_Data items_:
^^^^^^^^^^^^^^^^

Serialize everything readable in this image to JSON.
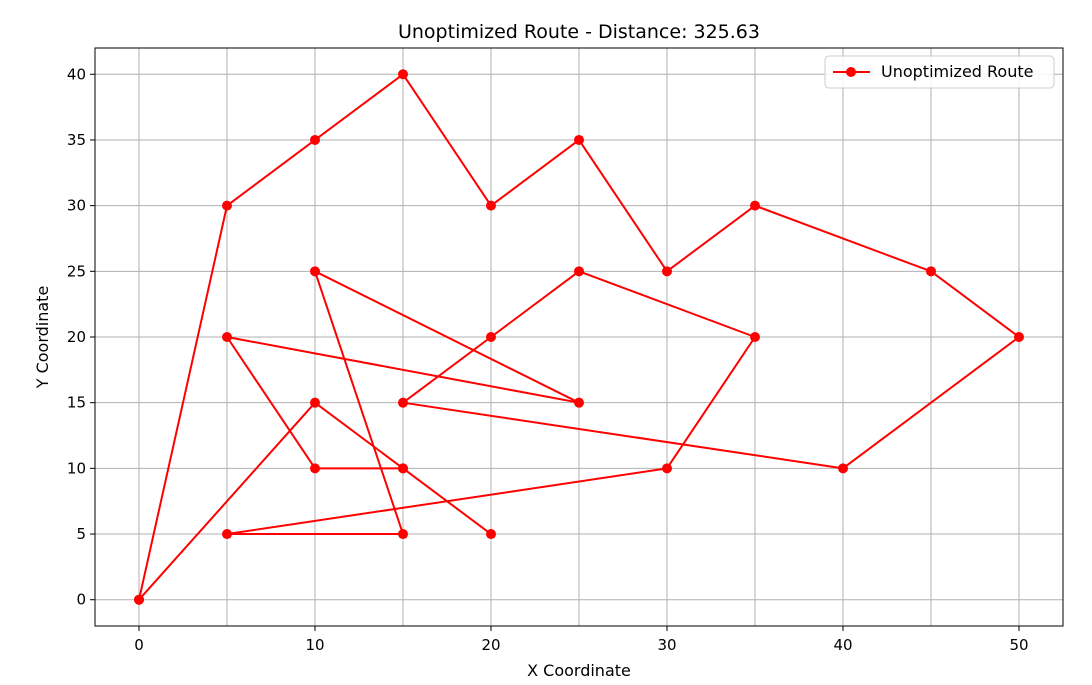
{
  "chart_data": {
    "type": "line",
    "title": "Unoptimized Route - Distance: 325.63",
    "xlabel": "X Coordinate",
    "ylabel": "Y Coordinate",
    "xlim": [
      -2.5,
      52.5
    ],
    "ylim": [
      -2,
      42
    ],
    "xticks": [
      0,
      10,
      20,
      30,
      40,
      50
    ],
    "yticks": [
      0,
      5,
      10,
      15,
      20,
      25,
      30,
      35,
      40
    ],
    "xtick_labels": [
      "0",
      "10",
      "20",
      "30",
      "40",
      "50"
    ],
    "ytick_labels": [
      "0",
      "5",
      "10",
      "15",
      "20",
      "25",
      "30",
      "35",
      "40"
    ],
    "grid_x": [
      0,
      5,
      10,
      15,
      20,
      25,
      30,
      35,
      40,
      45,
      50
    ],
    "grid_y": [
      0,
      5,
      10,
      15,
      20,
      25,
      30,
      35,
      40
    ],
    "grid": true,
    "legend_position": "upper-right",
    "series": [
      {
        "name": "Unoptimized Route",
        "color": "#ff0000",
        "marker": "circle",
        "points": [
          [
            0,
            0
          ],
          [
            5,
            30
          ],
          [
            10,
            35
          ],
          [
            15,
            40
          ],
          [
            20,
            30
          ],
          [
            25,
            35
          ],
          [
            30,
            25
          ],
          [
            35,
            30
          ],
          [
            45,
            25
          ],
          [
            50,
            20
          ],
          [
            40,
            10
          ],
          [
            15,
            15
          ],
          [
            20,
            20
          ],
          [
            25,
            25
          ],
          [
            35,
            20
          ],
          [
            30,
            10
          ],
          [
            5,
            5
          ],
          [
            15,
            5
          ],
          [
            10,
            25
          ],
          [
            25,
            15
          ],
          [
            5,
            20
          ],
          [
            10,
            10
          ],
          [
            15,
            10
          ],
          [
            20,
            5
          ],
          [
            15,
            10
          ],
          [
            10,
            15
          ],
          [
            0,
            0
          ]
        ]
      }
    ]
  }
}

^^^^^^^^^^^^^^^^

_Work to be completed_: Tally the lines of the data that hold the string "Coordinate". Answer with the number and nothing more.

_Written solution_: 2